Material for this exercise
..............................

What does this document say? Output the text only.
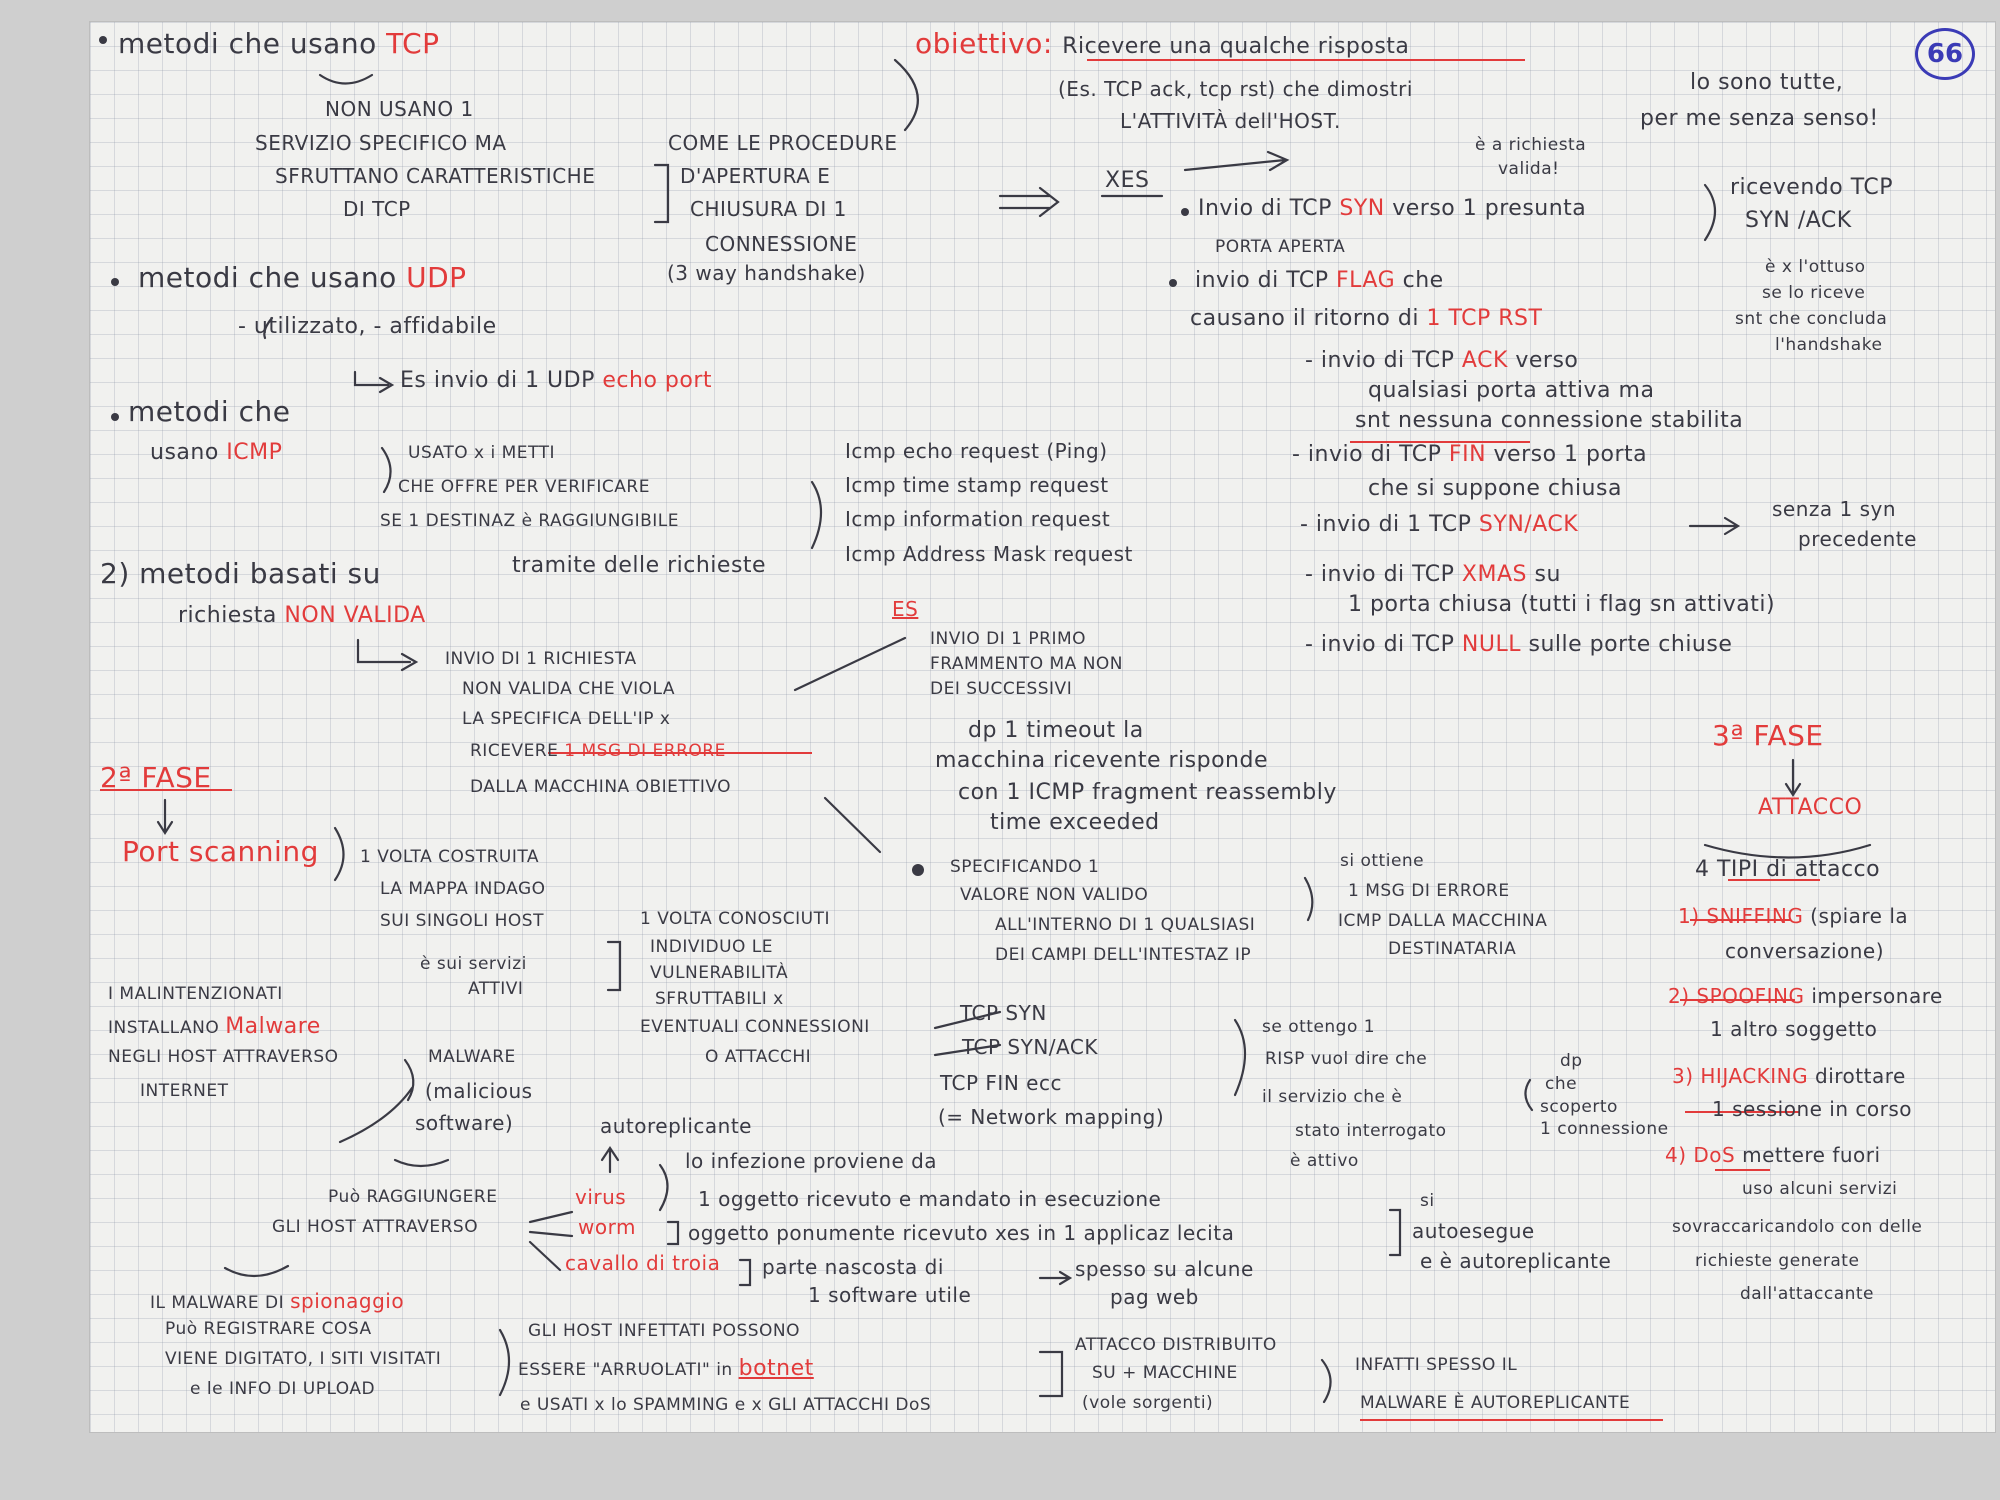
66
metodi che usano TCP
NON USANO 1
SERVIZIO SPECIFICO MA
SFRUTTANO CARATTERISTICHE
DI TCP
COME LE PROCEDURE
D'APERTURA E
CHIUSURA DI 1
CONNESSIONE
(3 way handshake)
metodi che usano UDP
- utilizzato, - affidabile
Es invio di 1 UDP echo port
metodi che
usano ICMP	USATO x i METTI
CHE OFFRE PER VERIFICARE
SE 1 DESTINAZ è RAGGIUNGIBILE
tramite delle richieste
Icmp echo request (Ping)
Icmp time stamp request
Icmp information request
Icmp Address Mask request
2) metodi basati su
richiesta NON VALIDA
INVIO DI 1 RICHIESTA
NON VALIDA CHE VIOLA
LA SPECIFICA DELL'IP x
RICEVERE 1 MSG DI ERRORE
DALLA MACCHINA OBIETTIVO
obiettivo: Ricevere una qualche risposta
(Es. TCP ack, tcp rst) che dimostri
L'ATTIVITÀ dell'HOST.
lo sono tutte,
per me senza senso!
è a richiesta
valida!
XES
Invio di TCP SYN verso 1 presunta
PORTA APERTA
ricevendo TCP
SYN /ACK
è x l'ottuso
se lo riceve
snt che concluda
l'handshake
invio di TCP FLAG che
causano il ritorno di 1 TCP RST
- invio di TCP ACK verso
qualsiasi porta attiva ma
snt nessuna connessione stabilita
- invio di TCP FIN verso 1 porta
che si suppone chiusa
- invio di 1 TCP SYN/ACK
senza 1 syn
precedente
- invio di TCP XMAS su
1 porta chiusa (tutti i flag sn attivati)
- invio di TCP NULL sulle porte chiuse
ES
INVIO DI 1 PRIMO
FRAMMENTO MA NON
DEI SUCCESSIVI
dp 1 timeout la
macchina ricevente risponde
con 1 ICMP fragment reassembly
time exceeded
SPECIFICANDO 1
VALORE NON VALIDO
ALL'INTERNO DI 1 QUALSIASI
DEI CAMPI DELL'INTESTAZ IP
si ottiene
1 MSG DI ERRORE
ICMP DALLA MACCHINA
DESTINATARIA
2ª FASE
Port scanning 1 VOLTA COSTRUITA
LA MAPPA INDAGO
SUI SINGOLI HOST
è sui servizi
ATTIVI
1 VOLTA CONOSCIUTI
INDIVIDUO LE
VULNERABILITÀ
SFRUTTABILI x
EVENTUALI CONNESSIONI
O ATTACCHI
TCP SYN
TCP SYN/ACK
TCP FIN ecc
(= Network mapping)
se ottengo 1
RISP vuol dire che
il servizio che è
stato interrogato
è attivo
dp
che
scoperto
1 connessione
I MALINTENZIONATI
INSTALLANO Malware
NEGLI HOST ATTRAVERSO
INTERNET
MALWARE
(malicious
software)	autoreplicante
lo infezione proviene da
1 oggetto ricevuto e mandato in esecuzione
oggetto ponumente ricevuto xes in 1 applicaz lecita
parte nascosta di
1 software utile
spesso su alcune
pag web
si
autoesegue
e è autoreplicante
Può RAGGIUNGERE
GLI HOST ATTRAVERSO
virus
worm
cavallo di troia
IL MALWARE DI spionaggio
Può REGISTRARE COSA
VIENE DIGITATO, I SITI VISITATI
e le INFO DI UPLOAD
GLI HOST INFETTATI POSSONO
ESSERE "ARRUOLATI" in botnet
e USATI x lo SPAMMING e x GLI ATTACCHI DoS
ATTACCO DISTRIBUITO
SU + MACCHINE
(vole sorgenti)
INFATTI SPESSO IL
MALWARE È AUTOREPLICANTE
3ª FASE
ATTACCO
4 TIPI di attacco
1) SNIFFING (spiare la
conversazione)
2) SPOOFING impersonare
1 altro soggetto
3) HIJACKING dirottare
1 sessione in corso
4) DoS mettere fuori
uso alcuni servizi
sovraccaricandolo con delle
richieste generate
dall'attaccante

..............................

What to produce
Without changing a word, restate the listing above; the pictures stay out.

Response below
What does this document say? Output the text only.
66
metodi che usano TCP
NON USANO 1
SERVIZIO SPECIFICO MA
SFRUTTANO CARATTERISTICHE
DI TCP
COME LE PROCEDURE
D'APERTURA E
CHIUSURA DI 1
CONNESSIONE
(3 way handshake)
metodi che usano UDP
- utilizzato, - affidabile
Es invio di 1 UDP echo port
metodi che
usano ICMP	USATO x i METTI
CHE OFFRE PER VERIFICARE
SE 1 DESTINAZ è RAGGIUNGIBILE
tramite delle richieste
Icmp echo request (Ping)
Icmp time stamp request
Icmp information request
Icmp Address Mask request
2) metodi basati su
richiesta NON VALIDA
INVIO DI 1 RICHIESTA
NON VALIDA CHE VIOLA
LA SPECIFICA DELL'IP x
RICEVERE 1 MSG DI ERRORE
DALLA MACCHINA OBIETTIVO
obiettivo: Ricevere una qualche risposta
(Es. TCP ack, tcp rst) che dimostri
L'ATTIVITÀ dell'HOST.
lo sono tutte,
per me senza senso!
è a richiesta
valida!
XES
Invio di TCP SYN verso 1 presunta
PORTA APERTA
ricevendo TCP
SYN /ACK
è x l'ottuso
se lo riceve
snt che concluda
l'handshake
invio di TCP FLAG che
causano il ritorno di 1 TCP RST
- invio di TCP ACK verso
qualsiasi porta attiva ma
snt nessuna connessione stabilita
- invio di TCP FIN verso 1 porta
che si suppone chiusa
- invio di 1 TCP SYN/ACK
senza 1 syn
precedente
- invio di TCP XMAS su
1 porta chiusa (tutti i flag sn attivati)
- invio di TCP NULL sulle porte chiuse
ES
INVIO DI 1 PRIMO
FRAMMENTO MA NON
DEI SUCCESSIVI
dp 1 timeout la
macchina ricevente risponde
con 1 ICMP fragment reassembly
time exceeded
SPECIFICANDO 1
VALORE NON VALIDO
ALL'INTERNO DI 1 QUALSIASI
DEI CAMPI DELL'INTESTAZ IP
si ottiene
1 MSG DI ERRORE
ICMP DALLA MACCHINA
DESTINATARIA
2ª FASE
Port scanning 1 VOLTA COSTRUITA
LA MAPPA INDAGO
SUI SINGOLI HOST
è sui servizi
ATTIVI
1 VOLTA CONOSCIUTI
INDIVIDUO LE
VULNERABILITÀ
SFRUTTABILI x
EVENTUALI CONNESSIONI
O ATTACCHI
TCP SYN
TCP SYN/ACK
TCP FIN ecc
(= Network mapping)
se ottengo 1
RISP vuol dire che
il servizio che è
stato interrogato
è attivo
dp
che
scoperto
1 connessione
I MALINTENZIONATI
INSTALLANO Malware
NEGLI HOST ATTRAVERSO
INTERNET
MALWARE
(malicious
software)	autoreplicante
lo infezione proviene da
1 oggetto ricevuto e mandato in esecuzione
oggetto ponumente ricevuto xes in 1 applicaz lecita
parte nascosta di
1 software utile
spesso su alcune
pag web
si
autoesegue
e è autoreplicante
Può RAGGIUNGERE
GLI HOST ATTRAVERSO
virus
worm
cavallo di troia
IL MALWARE DI spionaggio
Può REGISTRARE COSA
VIENE DIGITATO, I SITI VISITATI
e le INFO DI UPLOAD
GLI HOST INFETTATI POSSONO
ESSERE "ARRUOLATI" in botnet
e USATI x lo SPAMMING e x GLI ATTACCHI DoS
ATTACCO DISTRIBUITO
SU + MACCHINE
(vole sorgenti)
INFATTI SPESSO IL
MALWARE È AUTOREPLICANTE
3ª FASE
ATTACCO
4 TIPI di attacco
1) SNIFFING (spiare la
conversazione)
2) SPOOFING impersonare
1 altro soggetto
3) HIJACKING dirottare
1 sessione in corso
4) DoS mettere fuori
uso alcuni servizi
sovraccaricandolo con delle
richieste generate
dall'attaccante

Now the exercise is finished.